## EXERCISE INPUTS
|---|

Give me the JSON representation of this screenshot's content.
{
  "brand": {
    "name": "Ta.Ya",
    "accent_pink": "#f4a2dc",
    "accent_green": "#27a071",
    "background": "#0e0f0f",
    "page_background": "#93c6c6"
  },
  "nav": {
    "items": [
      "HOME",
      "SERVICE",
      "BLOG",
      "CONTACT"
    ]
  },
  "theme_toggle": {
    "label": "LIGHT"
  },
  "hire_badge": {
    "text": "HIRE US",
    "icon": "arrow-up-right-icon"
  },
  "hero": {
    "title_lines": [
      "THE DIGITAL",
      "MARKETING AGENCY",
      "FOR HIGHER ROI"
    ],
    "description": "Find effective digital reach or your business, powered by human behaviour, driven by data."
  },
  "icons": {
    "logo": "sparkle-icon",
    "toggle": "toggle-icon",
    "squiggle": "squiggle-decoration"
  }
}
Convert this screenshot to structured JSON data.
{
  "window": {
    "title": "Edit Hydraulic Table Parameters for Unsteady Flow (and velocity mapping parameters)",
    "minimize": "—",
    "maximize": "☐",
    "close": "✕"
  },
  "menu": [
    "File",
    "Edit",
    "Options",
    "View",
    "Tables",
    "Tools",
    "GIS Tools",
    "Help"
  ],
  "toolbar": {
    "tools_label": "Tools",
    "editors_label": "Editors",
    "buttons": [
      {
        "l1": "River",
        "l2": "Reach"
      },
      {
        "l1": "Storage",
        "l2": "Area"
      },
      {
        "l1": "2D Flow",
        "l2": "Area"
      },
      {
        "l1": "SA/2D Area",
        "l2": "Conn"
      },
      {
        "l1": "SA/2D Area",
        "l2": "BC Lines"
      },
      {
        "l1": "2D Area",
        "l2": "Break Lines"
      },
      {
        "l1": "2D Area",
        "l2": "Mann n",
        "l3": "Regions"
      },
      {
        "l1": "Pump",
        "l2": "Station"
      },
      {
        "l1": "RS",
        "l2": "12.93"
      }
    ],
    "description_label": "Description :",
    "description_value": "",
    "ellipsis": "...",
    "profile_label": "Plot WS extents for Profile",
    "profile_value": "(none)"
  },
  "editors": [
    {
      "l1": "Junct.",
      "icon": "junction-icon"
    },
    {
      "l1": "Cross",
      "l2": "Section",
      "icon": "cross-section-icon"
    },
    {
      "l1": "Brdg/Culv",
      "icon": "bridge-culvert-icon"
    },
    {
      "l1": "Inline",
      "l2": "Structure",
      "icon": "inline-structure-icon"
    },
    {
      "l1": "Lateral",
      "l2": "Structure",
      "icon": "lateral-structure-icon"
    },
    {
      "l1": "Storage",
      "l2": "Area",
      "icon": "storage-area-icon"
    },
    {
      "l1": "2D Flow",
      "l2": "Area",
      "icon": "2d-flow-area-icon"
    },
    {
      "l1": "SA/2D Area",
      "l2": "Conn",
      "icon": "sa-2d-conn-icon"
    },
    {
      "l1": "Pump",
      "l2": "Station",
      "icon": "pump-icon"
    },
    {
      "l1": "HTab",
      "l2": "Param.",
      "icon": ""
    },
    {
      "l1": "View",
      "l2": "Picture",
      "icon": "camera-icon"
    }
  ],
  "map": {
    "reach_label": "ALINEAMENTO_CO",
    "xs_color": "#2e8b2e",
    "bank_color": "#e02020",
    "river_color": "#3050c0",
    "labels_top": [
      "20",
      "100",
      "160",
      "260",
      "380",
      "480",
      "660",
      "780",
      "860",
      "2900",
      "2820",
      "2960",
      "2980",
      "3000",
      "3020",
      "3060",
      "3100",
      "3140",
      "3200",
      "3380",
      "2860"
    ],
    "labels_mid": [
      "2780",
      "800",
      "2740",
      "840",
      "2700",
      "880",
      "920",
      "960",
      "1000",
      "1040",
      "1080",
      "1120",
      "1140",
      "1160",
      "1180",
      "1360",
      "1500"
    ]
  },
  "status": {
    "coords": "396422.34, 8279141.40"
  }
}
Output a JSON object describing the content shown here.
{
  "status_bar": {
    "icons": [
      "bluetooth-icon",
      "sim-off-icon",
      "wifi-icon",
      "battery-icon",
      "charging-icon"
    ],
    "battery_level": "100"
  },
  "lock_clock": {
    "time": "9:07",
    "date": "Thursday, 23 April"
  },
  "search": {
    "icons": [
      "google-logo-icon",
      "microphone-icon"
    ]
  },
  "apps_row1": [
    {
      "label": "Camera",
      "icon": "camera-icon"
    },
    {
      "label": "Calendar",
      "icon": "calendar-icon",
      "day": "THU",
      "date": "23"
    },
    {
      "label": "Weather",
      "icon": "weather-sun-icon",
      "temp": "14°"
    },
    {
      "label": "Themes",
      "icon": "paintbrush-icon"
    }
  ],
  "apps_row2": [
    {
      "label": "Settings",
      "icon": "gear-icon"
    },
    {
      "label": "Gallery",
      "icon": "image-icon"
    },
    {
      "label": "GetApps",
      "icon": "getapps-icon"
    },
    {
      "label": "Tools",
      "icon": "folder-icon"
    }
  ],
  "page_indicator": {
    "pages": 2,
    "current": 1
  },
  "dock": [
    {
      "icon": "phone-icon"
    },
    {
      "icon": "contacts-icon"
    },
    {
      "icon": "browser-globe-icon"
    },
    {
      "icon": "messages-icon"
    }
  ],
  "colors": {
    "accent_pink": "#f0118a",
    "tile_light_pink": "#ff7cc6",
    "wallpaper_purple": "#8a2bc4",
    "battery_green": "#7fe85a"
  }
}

|---|

## SET EXERCISE
Repeat all the entries word for word.

## EXERCISE OUTPUT
Give me the JSON representation of this screenshot's content.
{
  "brand": {
    "name": "Ta.Ya",
    "accent_pink": "#f4a2dc",
    "accent_green": "#27a071",
    "background": "#0e0f0f",
    "page_background": "#93c6c6"
  },
  "nav": {
    "items": [
      "HOME",
      "SERVICE",
      "BLOG",
      "CONTACT"
    ]
  },
  "theme_toggle": {
    "label": "LIGHT"
  },
  "hire_badge": {
    "text": "HIRE US",
    "icon": "arrow-up-right-icon"
  },
  "hero": {
    "title_lines": [
      "THE DIGITAL",
      "MARKETING AGENCY",
      "FOR HIGHER ROI"
    ],
    "description": "Find effective digital reach or your business, powered by human behaviour, driven by data."
  },
  "icons": {
    "logo": "sparkle-icon",
    "toggle": "toggle-icon",
    "squiggle": "squiggle-decoration"
  }
}
Convert this screenshot to structured JSON data.
{
  "window": {
    "title": "Edit Hydraulic Table Parameters for Unsteady Flow (and velocity mapping parameters)",
    "minimize": "—",
    "maximize": "☐",
    "close": "✕"
  },
  "menu": [
    "File",
    "Edit",
    "Options",
    "View",
    "Tables",
    "Tools",
    "GIS Tools",
    "Help"
  ],
  "toolbar": {
    "tools_label": "Tools",
    "editors_label": "Editors",
    "buttons": [
      {
        "l1": "River",
        "l2": "Reach"
      },
      {
        "l1": "Storage",
        "l2": "Area"
      },
      {
        "l1": "2D Flow",
        "l2": "Area"
      },
      {
        "l1": "SA/2D Area",
        "l2": "Conn"
      },
      {
        "l1": "SA/2D Area",
        "l2": "BC Lines"
      },
      {
        "l1": "2D Area",
        "l2": "Break Lines"
      },
      {
        "l1": "2D Area",
        "l2": "Mann n",
        "l3": "Regions"
      },
      {
        "l1": "Pump",
        "l2": "Station"
      },
      {
        "l1": "RS",
        "l2": "12.93"
      }
    ],
    "description_label": "Description :",
    "description_value": "",
    "ellipsis": "...",
    "profile_label": "Plot WS extents for Profile",
    "profile_value": "(none)"
  },
  "editors": [
    {
      "l1": "Junct.",
      "icon": "junction-icon"
    },
    {
      "l1": "Cross",
      "l2": "Section",
      "icon": "cross-section-icon"
    },
    {
      "l1": "Brdg/Culv",
      "icon": "bridge-culvert-icon"
    },
    {
      "l1": "Inline",
      "l2": "Structure",
      "icon": "inline-structure-icon"
    },
    {
      "l1": "Lateral",
      "l2": "Structure",
      "icon": "lateral-structure-icon"
    },
    {
      "l1": "Storage",
      "l2": "Area",
      "icon": "storage-area-icon"
    },
    {
      "l1": "2D Flow",
      "l2": "Area",
      "icon": "2d-flow-area-icon"
    },
    {
      "l1": "SA/2D Area",
      "l2": "Conn",
      "icon": "sa-2d-conn-icon"
    },
    {
      "l1": "Pump",
      "l2": "Station",
      "icon": "pump-icon"
    },
    {
      "l1": "HTab",
      "l2": "Param.",
      "icon": ""
    },
    {
      "l1": "View",
      "l2": "Picture",
      "icon": "camera-icon"
    }
  ],
  "map": {
    "reach_label": "ALINEAMENTO_CO",
    "xs_color": "#2e8b2e",
    "bank_color": "#e02020",
    "river_color": "#3050c0",
    "labels_top": [
      "20",
      "100",
      "160",
      "260",
      "380",
      "480",
      "660",
      "780",
      "860",
      "2900",
      "2820",
      "2960",
      "2980",
      "3000",
      "3020",
      "3060",
      "3100",
      "3140",
      "3200",
      "3380",
      "2860"
    ],
    "labels_mid": [
      "2780",
      "800",
      "2740",
      "840",
      "2700",
      "880",
      "920",
      "960",
      "1000",
      "1040",
      "1080",
      "1120",
      "1140",
      "1160",
      "1180",
      "1360",
      "1500"
    ]
  },
  "status": {
    "coords": "396422.34, 8279141.40"
  }
}
Output a JSON object describing the content shown here.
{
  "status_bar": {
    "icons": [
      "bluetooth-icon",
      "sim-off-icon",
      "wifi-icon",
      "battery-icon",
      "charging-icon"
    ],
    "battery_level": "100"
  },
  "lock_clock": {
    "time": "9:07",
    "date": "Thursday, 23 April"
  },
  "search": {
    "icons": [
      "google-logo-icon",
      "microphone-icon"
    ]
  },
  "apps_row1": [
    {
      "label": "Camera",
      "icon": "camera-icon"
    },
    {
      "label": "Calendar",
      "icon": "calendar-icon",
      "day": "THU",
      "date": "23"
    },
    {
      "label": "Weather",
      "icon": "weather-sun-icon",
      "temp": "14°"
    },
    {
      "label": "Themes",
      "icon": "paintbrush-icon"
    }
  ],
  "apps_row2": [
    {
      "label": "Settings",
      "icon": "gear-icon"
    },
    {
      "label": "Gallery",
      "icon": "image-icon"
    },
    {
      "label": "GetApps",
      "icon": "getapps-icon"
    },
    {
      "label": "Tools",
      "icon": "folder-icon"
    }
  ],
  "page_indicator": {
    "pages": 2,
    "current": 1
  },
  "dock": [
    {
      "icon": "phone-icon"
    },
    {
      "icon": "contacts-icon"
    },
    {
      "icon": "browser-globe-icon"
    },
    {
      "icon": "messages-icon"
    }
  ],
  "colors": {
    "accent_pink": "#f0118a",
    "tile_light_pink": "#ff7cc6",
    "wallpaper_purple": "#8a2bc4",
    "battery_green": "#7fe85a"
  }
}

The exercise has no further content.